== Information shown
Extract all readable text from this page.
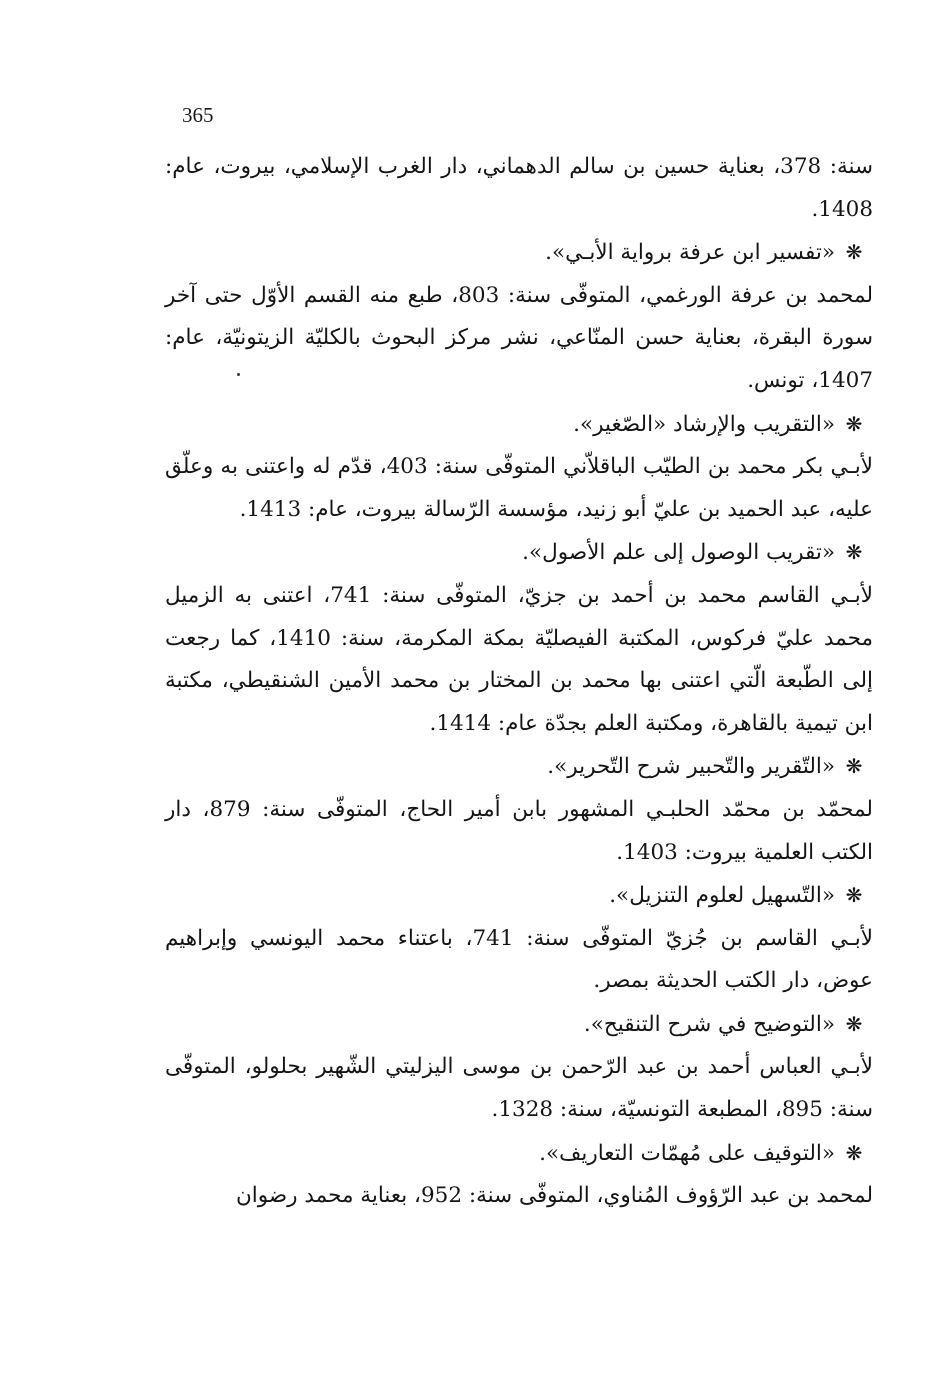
365

سنة: 378، بعناية حسين بن سالم الدهماني، دار الغرب الإسلامي، بيروت، عام: 1408.

❋
«تفسير ابن عرفة برواية الأبـي».

لمحمد بن عرفة الورغمي، المتوفّى سنة: 803، طبع منه القسم الأوّل حتى آخر سورة البقرة، بعناية حسن المنّاعي، نشر مركز البحوث بالكليّة الزيتونيّة، عام: 1407، تونس.

❋
«التقريب والإرشاد «الصّغير».

لأبـي بكر محمد بن الطيّب الباقلاّني المتوفّى سنة: 403، قدّم له واعتنى به وعلّق عليه، عبد الحميد بن عليّ أبو زنيد، مؤسسة الرّسالة بيروت، عام: 1413.

❋
«تقريب الوصول إلى علم الأصول».

لأبـي القاسم محمد بن أحمد بن جزيّ، المتوفّى سنة: 741، اعتنى به الزميل محمد عليّ فركوس، المكتبة الفيصليّة بمكة المكرمة، سنة: 1410، كما رجعت إلى الطّبعة الّتي اعتنى بها محمد بن المختار بن محمد الأمين الشنقيطي، مكتبة ابن تيمية بالقاهرة، ومكتبة العلم بجدّة عام: 1414.

❋
«التّقرير والتّحبير شرح التّحرير».

لمحمّد بن محمّد الحلبـي المشهور بابن أمير الحاج، المتوفّى سنة: 879، دار الكتب العلمية بيروت: 1403.

❋
«التّسهيل لعلوم التنزيل».

لأبـي القاسم بن جُزيّ المتوفّى سنة: 741، باعتناء محمد اليونسي وإبراهيم عوض، دار الكتب الحديثة بمصر.

❋
«التوضيح في شرح التنقيح».

لأبـي العباس أحمد بن عبد الرّحمن بن موسى اليزليتي الشّهير بحلولو، المتوفّى سنة: 895، المطبعة التونسيّة، سنة: 1328.

❋
«التوقيف على مُهمّات التعاريف».

لمحمد بن عبد الرّؤوف المُناوي، المتوفّى سنة: 952، بعناية محمد رضوان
====
= Written exercise =
Report only how many lines in the entries contain "الكتب".

= Written answer =
2